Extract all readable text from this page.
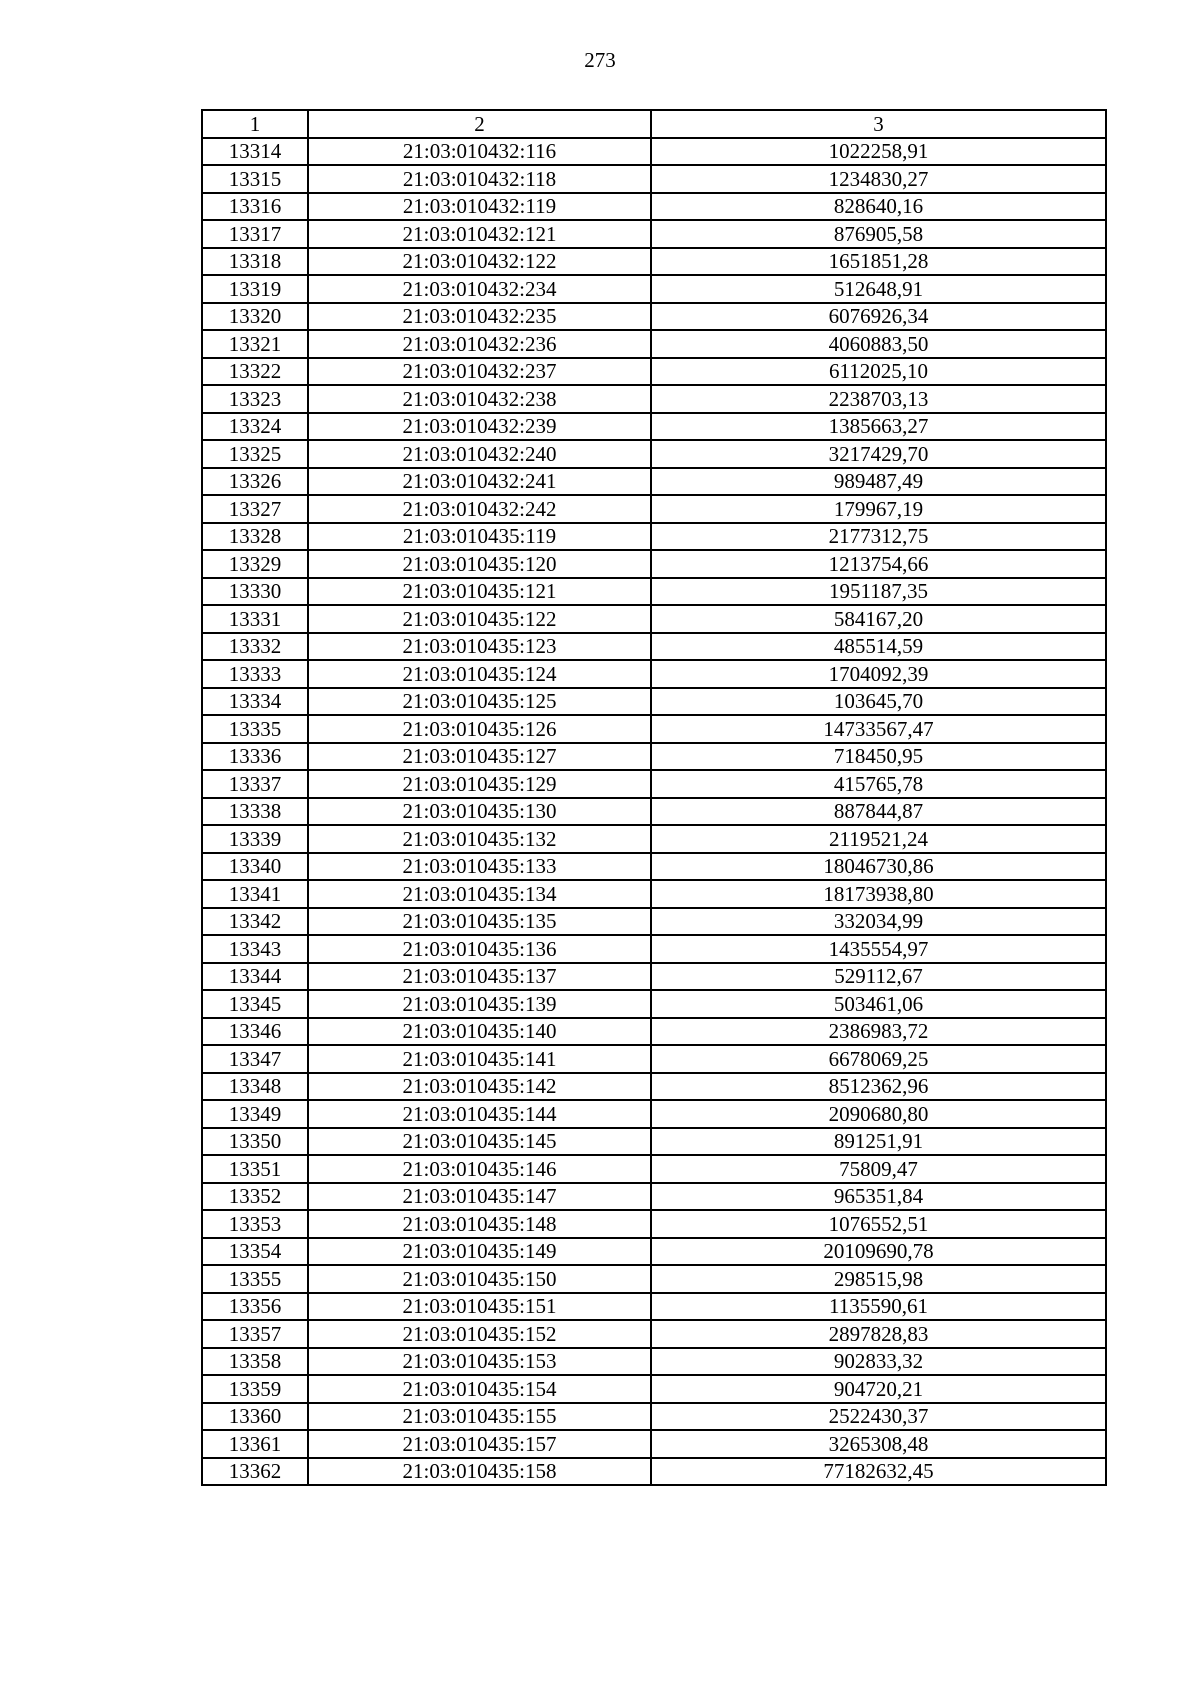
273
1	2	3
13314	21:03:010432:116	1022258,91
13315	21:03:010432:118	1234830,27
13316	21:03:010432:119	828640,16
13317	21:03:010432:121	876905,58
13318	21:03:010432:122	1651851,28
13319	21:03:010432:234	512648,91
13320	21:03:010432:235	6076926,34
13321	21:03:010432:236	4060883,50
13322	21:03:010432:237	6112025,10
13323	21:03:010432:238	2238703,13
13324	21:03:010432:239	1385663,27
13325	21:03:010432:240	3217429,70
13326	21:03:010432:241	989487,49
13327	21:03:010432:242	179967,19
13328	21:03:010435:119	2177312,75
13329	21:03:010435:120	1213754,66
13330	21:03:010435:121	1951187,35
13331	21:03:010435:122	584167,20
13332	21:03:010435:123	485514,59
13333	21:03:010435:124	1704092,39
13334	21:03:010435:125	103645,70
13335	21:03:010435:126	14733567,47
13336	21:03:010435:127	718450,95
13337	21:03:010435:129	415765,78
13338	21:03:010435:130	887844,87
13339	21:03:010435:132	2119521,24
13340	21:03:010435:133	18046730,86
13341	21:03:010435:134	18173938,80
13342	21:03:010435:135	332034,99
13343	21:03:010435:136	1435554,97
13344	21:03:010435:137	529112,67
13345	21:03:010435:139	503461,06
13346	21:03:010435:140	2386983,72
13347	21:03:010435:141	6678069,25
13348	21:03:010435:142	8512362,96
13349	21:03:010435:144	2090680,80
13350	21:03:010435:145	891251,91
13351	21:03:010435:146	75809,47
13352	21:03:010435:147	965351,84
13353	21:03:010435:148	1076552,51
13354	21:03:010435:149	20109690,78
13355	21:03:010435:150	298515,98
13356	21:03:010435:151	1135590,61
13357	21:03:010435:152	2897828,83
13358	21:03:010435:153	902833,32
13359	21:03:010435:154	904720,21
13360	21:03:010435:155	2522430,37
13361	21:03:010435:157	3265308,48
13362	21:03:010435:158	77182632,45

AIM
Retype everything in the material word for word, minus pictures.

OUTPUT FOR THIS EXERCISE
Extract all readable text from this page.
273
1	2	3
13314	21:03:010432:116	1022258,91
13315	21:03:010432:118	1234830,27
13316	21:03:010432:119	828640,16
13317	21:03:010432:121	876905,58
13318	21:03:010432:122	1651851,28
13319	21:03:010432:234	512648,91
13320	21:03:010432:235	6076926,34
13321	21:03:010432:236	4060883,50
13322	21:03:010432:237	6112025,10
13323	21:03:010432:238	2238703,13
13324	21:03:010432:239	1385663,27
13325	21:03:010432:240	3217429,70
13326	21:03:010432:241	989487,49
13327	21:03:010432:242	179967,19
13328	21:03:010435:119	2177312,75
13329	21:03:010435:120	1213754,66
13330	21:03:010435:121	1951187,35
13331	21:03:010435:122	584167,20
13332	21:03:010435:123	485514,59
13333	21:03:010435:124	1704092,39
13334	21:03:010435:125	103645,70
13335	21:03:010435:126	14733567,47
13336	21:03:010435:127	718450,95
13337	21:03:010435:129	415765,78
13338	21:03:010435:130	887844,87
13339	21:03:010435:132	2119521,24
13340	21:03:010435:133	18046730,86
13341	21:03:010435:134	18173938,80
13342	21:03:010435:135	332034,99
13343	21:03:010435:136	1435554,97
13344	21:03:010435:137	529112,67
13345	21:03:010435:139	503461,06
13346	21:03:010435:140	2386983,72
13347	21:03:010435:141	6678069,25
13348	21:03:010435:142	8512362,96
13349	21:03:010435:144	2090680,80
13350	21:03:010435:145	891251,91
13351	21:03:010435:146	75809,47
13352	21:03:010435:147	965351,84
13353	21:03:010435:148	1076552,51
13354	21:03:010435:149	20109690,78
13355	21:03:010435:150	298515,98
13356	21:03:010435:151	1135590,61
13357	21:03:010435:152	2897828,83
13358	21:03:010435:153	902833,32
13359	21:03:010435:154	904720,21
13360	21:03:010435:155	2522430,37
13361	21:03:010435:157	3265308,48
13362	21:03:010435:158	77182632,45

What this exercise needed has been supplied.